Which lines below hold the word "ylabel"? Report each one.

Lines of data:
--------------------------------------------------

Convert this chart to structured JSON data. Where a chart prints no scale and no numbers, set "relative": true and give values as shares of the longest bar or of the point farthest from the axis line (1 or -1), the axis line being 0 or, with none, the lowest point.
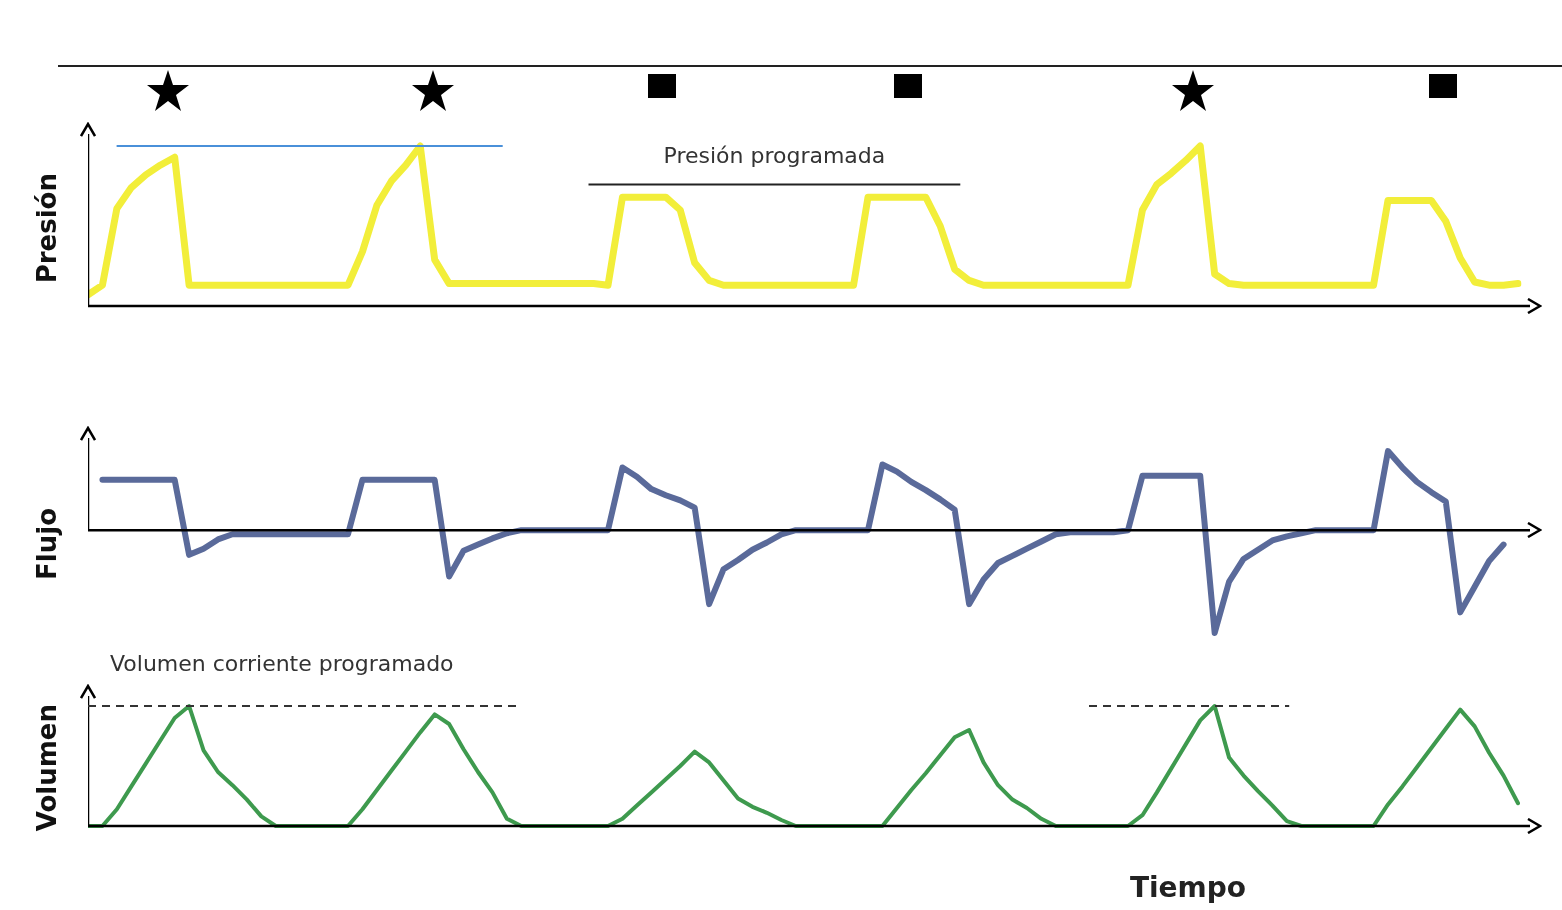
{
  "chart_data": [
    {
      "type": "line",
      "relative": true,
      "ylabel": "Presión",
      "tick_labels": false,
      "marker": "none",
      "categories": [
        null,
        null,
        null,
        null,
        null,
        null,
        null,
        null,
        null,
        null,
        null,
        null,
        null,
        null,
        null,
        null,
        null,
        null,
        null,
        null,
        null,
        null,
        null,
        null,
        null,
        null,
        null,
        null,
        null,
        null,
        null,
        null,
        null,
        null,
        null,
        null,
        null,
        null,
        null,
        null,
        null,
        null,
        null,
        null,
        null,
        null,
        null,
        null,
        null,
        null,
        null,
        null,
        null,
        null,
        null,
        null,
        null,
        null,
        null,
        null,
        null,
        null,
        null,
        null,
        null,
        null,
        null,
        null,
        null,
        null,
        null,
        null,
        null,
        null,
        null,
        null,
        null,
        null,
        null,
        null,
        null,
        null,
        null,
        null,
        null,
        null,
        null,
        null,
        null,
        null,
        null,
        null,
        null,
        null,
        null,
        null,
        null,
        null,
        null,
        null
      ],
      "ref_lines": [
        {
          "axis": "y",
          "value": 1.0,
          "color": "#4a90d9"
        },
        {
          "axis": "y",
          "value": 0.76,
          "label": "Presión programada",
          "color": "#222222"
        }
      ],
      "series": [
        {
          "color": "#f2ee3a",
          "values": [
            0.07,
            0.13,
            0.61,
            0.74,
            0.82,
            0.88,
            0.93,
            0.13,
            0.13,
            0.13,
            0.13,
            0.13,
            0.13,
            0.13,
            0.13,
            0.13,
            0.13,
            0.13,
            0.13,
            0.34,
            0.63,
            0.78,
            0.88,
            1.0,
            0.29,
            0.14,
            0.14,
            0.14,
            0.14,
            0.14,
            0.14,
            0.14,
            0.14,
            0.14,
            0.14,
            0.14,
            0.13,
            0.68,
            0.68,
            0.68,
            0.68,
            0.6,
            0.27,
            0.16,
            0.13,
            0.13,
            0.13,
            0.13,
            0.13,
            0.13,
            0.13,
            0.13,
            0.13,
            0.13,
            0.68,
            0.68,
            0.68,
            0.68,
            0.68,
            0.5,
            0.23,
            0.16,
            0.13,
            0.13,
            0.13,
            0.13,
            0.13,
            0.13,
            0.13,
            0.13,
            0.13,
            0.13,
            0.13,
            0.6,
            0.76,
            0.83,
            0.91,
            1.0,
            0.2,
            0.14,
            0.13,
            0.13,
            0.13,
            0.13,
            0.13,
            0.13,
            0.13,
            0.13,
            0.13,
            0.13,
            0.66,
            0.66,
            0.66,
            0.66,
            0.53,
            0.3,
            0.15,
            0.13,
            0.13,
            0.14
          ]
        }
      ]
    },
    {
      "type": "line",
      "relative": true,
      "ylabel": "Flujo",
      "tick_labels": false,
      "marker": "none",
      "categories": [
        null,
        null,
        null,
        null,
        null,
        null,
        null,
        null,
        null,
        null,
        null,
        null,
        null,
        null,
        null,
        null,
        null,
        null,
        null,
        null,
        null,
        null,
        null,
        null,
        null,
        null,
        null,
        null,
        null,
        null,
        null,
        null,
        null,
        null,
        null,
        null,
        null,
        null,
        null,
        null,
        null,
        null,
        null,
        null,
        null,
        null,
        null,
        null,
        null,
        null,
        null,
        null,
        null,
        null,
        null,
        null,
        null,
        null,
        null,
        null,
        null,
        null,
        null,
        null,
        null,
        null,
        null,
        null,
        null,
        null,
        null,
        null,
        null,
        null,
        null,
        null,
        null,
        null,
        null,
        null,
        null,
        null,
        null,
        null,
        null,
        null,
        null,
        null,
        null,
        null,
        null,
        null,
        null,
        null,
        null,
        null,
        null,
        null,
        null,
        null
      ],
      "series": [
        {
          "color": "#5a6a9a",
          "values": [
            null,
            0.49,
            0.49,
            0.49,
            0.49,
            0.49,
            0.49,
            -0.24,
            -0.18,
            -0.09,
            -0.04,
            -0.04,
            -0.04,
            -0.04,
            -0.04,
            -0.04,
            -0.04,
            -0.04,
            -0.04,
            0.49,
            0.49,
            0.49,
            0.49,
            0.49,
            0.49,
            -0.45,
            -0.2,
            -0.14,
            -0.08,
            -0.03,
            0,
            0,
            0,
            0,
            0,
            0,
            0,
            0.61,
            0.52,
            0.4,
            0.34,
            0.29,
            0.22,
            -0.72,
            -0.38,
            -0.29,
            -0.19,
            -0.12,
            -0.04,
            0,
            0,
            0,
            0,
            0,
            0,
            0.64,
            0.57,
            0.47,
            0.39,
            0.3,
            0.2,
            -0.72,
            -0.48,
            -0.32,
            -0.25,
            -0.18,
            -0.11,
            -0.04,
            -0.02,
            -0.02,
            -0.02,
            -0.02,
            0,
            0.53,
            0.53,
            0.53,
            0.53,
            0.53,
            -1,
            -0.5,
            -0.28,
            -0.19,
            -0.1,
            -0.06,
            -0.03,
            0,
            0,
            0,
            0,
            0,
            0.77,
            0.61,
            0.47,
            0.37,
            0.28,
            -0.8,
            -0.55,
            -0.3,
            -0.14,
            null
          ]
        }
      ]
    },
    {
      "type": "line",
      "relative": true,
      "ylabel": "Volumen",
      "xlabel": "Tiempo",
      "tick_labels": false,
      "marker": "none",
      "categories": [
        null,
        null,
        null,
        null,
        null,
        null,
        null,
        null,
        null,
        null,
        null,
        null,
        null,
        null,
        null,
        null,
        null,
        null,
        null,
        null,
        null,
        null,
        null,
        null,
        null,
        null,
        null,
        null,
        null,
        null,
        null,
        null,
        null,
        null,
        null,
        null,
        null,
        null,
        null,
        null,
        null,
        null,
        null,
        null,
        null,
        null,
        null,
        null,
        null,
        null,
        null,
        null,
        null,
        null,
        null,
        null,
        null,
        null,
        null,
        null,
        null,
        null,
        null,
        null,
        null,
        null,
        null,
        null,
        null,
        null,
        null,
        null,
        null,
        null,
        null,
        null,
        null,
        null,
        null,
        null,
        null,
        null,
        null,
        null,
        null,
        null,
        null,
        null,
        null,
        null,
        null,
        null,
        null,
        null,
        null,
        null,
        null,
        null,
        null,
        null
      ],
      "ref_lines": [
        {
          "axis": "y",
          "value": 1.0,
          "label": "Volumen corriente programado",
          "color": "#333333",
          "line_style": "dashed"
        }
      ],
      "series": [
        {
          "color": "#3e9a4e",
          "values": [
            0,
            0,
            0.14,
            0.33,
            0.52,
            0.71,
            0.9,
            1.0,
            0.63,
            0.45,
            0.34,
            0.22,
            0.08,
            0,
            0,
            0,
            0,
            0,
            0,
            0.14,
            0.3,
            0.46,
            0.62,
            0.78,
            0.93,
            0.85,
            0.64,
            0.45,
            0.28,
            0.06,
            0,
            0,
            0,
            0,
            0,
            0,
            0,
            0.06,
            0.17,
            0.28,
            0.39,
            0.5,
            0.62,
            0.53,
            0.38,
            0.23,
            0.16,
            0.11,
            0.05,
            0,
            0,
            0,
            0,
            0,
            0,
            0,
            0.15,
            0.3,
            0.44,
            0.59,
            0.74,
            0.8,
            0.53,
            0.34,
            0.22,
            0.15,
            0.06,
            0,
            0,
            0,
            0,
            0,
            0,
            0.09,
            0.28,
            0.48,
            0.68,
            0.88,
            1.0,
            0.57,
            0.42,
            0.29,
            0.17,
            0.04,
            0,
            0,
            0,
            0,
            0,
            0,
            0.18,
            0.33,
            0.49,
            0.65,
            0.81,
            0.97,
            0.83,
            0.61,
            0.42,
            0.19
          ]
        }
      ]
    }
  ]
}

--------------------------------------------------

Problem solution
      "ylabel": "Presión",
      "ylabel": "Flujo",
      "ylabel": "Volumen",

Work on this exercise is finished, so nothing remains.